-- Start --

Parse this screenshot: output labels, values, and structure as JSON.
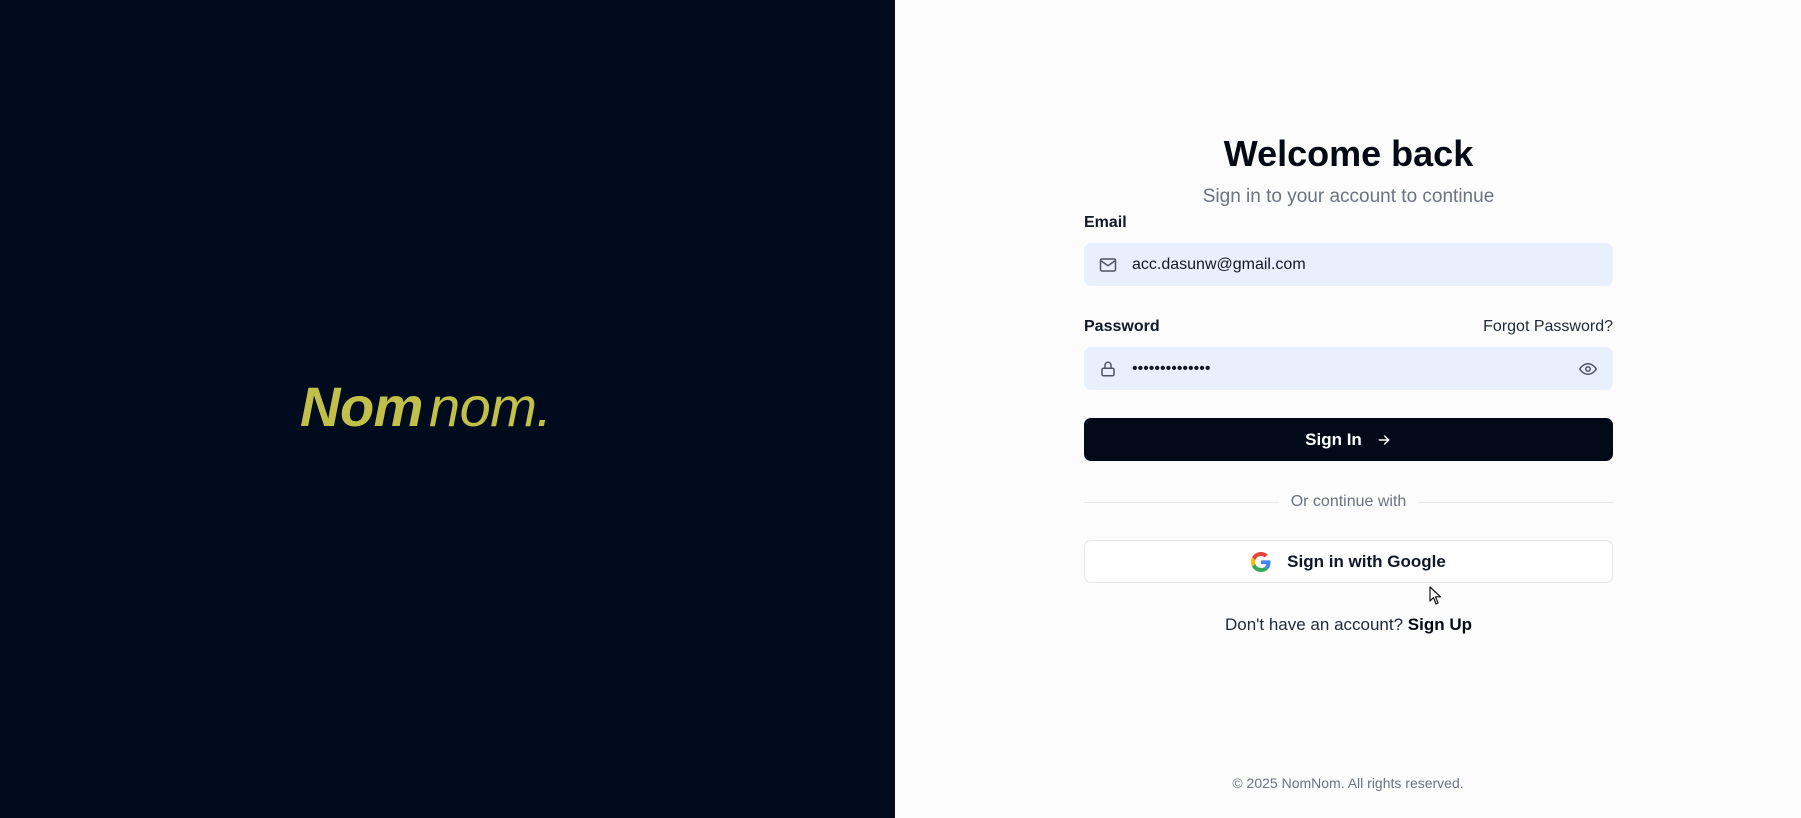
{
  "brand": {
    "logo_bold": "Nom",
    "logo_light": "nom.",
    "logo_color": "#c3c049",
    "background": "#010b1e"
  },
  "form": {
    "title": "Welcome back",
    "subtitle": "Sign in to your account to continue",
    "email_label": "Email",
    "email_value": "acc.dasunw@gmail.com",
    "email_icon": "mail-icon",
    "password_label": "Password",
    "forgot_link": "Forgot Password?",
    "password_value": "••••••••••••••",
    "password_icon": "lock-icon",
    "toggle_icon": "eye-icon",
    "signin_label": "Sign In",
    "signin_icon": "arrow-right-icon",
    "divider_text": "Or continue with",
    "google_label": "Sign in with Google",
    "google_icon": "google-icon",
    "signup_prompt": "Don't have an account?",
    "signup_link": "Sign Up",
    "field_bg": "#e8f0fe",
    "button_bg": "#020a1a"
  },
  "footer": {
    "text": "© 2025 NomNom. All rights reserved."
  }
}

-- End --
-- Start --

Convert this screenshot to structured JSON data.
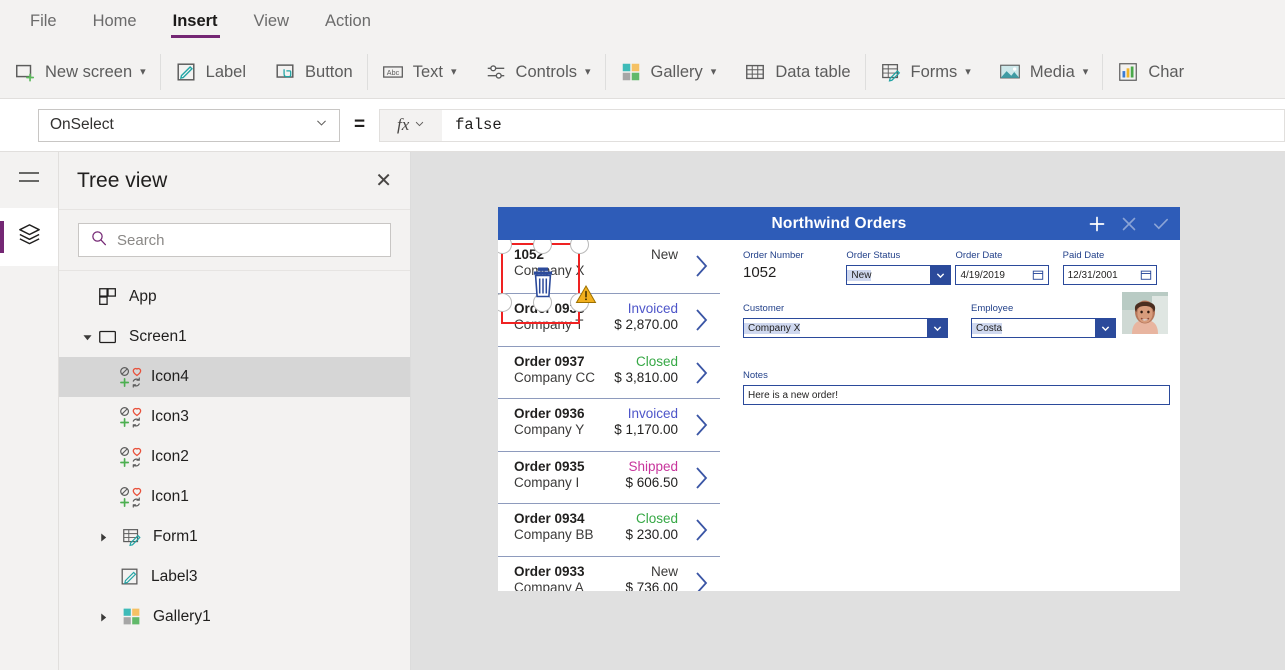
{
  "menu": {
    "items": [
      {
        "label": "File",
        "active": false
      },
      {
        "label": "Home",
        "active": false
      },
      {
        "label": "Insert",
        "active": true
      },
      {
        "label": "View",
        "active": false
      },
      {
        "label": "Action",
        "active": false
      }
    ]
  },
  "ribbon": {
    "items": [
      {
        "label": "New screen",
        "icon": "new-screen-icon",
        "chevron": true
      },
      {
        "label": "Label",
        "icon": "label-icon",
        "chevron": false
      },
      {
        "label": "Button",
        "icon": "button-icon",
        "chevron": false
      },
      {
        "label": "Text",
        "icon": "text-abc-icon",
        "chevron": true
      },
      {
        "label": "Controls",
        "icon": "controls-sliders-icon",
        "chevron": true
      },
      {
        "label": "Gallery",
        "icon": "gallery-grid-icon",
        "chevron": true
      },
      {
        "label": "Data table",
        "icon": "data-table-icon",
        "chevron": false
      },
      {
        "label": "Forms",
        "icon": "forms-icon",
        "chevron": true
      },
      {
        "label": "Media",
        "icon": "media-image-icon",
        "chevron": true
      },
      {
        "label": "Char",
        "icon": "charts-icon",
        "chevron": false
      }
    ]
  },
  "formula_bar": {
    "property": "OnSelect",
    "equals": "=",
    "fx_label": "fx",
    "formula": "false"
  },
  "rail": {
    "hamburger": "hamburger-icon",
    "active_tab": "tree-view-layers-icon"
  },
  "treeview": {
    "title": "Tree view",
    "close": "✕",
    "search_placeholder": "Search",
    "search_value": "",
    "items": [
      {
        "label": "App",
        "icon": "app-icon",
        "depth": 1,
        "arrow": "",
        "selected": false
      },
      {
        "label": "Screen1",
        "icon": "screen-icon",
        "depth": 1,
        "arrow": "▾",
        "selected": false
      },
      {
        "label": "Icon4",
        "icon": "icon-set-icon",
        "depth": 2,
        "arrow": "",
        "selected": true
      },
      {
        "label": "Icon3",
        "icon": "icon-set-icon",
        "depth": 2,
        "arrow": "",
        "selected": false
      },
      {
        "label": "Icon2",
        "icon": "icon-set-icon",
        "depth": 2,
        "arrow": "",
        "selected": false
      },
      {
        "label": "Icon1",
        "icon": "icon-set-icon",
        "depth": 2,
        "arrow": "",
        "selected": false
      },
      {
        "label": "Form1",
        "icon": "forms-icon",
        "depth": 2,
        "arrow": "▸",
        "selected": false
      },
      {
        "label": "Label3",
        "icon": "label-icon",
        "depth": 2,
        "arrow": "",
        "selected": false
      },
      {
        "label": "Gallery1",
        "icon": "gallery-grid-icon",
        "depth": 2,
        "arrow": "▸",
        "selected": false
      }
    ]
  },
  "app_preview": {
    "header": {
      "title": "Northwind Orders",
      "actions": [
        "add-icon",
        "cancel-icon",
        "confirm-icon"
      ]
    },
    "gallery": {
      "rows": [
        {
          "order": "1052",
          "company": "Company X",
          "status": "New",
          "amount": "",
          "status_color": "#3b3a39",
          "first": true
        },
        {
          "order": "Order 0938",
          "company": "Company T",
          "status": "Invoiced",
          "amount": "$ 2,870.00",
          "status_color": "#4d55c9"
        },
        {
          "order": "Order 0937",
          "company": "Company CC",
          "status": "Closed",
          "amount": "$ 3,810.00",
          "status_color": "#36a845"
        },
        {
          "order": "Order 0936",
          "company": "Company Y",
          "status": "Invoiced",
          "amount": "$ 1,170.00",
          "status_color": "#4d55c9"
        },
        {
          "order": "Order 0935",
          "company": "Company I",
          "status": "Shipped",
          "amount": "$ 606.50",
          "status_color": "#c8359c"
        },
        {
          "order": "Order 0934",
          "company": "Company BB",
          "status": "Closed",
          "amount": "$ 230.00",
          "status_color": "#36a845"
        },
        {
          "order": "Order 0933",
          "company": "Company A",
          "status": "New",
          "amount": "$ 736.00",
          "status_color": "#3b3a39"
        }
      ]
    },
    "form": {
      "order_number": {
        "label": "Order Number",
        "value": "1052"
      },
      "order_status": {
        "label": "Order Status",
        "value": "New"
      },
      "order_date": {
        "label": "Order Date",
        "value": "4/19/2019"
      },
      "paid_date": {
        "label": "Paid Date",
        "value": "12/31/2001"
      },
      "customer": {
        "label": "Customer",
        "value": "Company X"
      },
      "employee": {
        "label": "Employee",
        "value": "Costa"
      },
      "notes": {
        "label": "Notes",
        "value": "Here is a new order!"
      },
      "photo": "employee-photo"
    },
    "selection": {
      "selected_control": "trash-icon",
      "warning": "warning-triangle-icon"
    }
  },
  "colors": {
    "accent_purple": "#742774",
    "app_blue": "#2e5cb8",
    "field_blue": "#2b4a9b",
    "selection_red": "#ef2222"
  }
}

-- End --
-- Start --

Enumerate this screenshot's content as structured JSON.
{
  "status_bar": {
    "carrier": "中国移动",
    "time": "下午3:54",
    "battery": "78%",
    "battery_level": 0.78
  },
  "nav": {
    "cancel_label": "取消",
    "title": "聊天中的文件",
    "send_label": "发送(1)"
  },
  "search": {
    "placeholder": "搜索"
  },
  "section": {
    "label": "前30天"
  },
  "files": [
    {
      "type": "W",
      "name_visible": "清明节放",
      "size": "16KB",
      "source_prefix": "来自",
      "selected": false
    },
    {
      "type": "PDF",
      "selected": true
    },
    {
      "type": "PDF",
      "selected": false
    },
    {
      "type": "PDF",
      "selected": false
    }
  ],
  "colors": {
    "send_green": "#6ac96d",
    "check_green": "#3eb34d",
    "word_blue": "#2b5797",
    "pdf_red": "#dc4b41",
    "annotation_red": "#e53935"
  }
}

-- End --

THE PROBLEM: Return only the number of lines in the data that contain "account".

CORRECT ANSWER: 2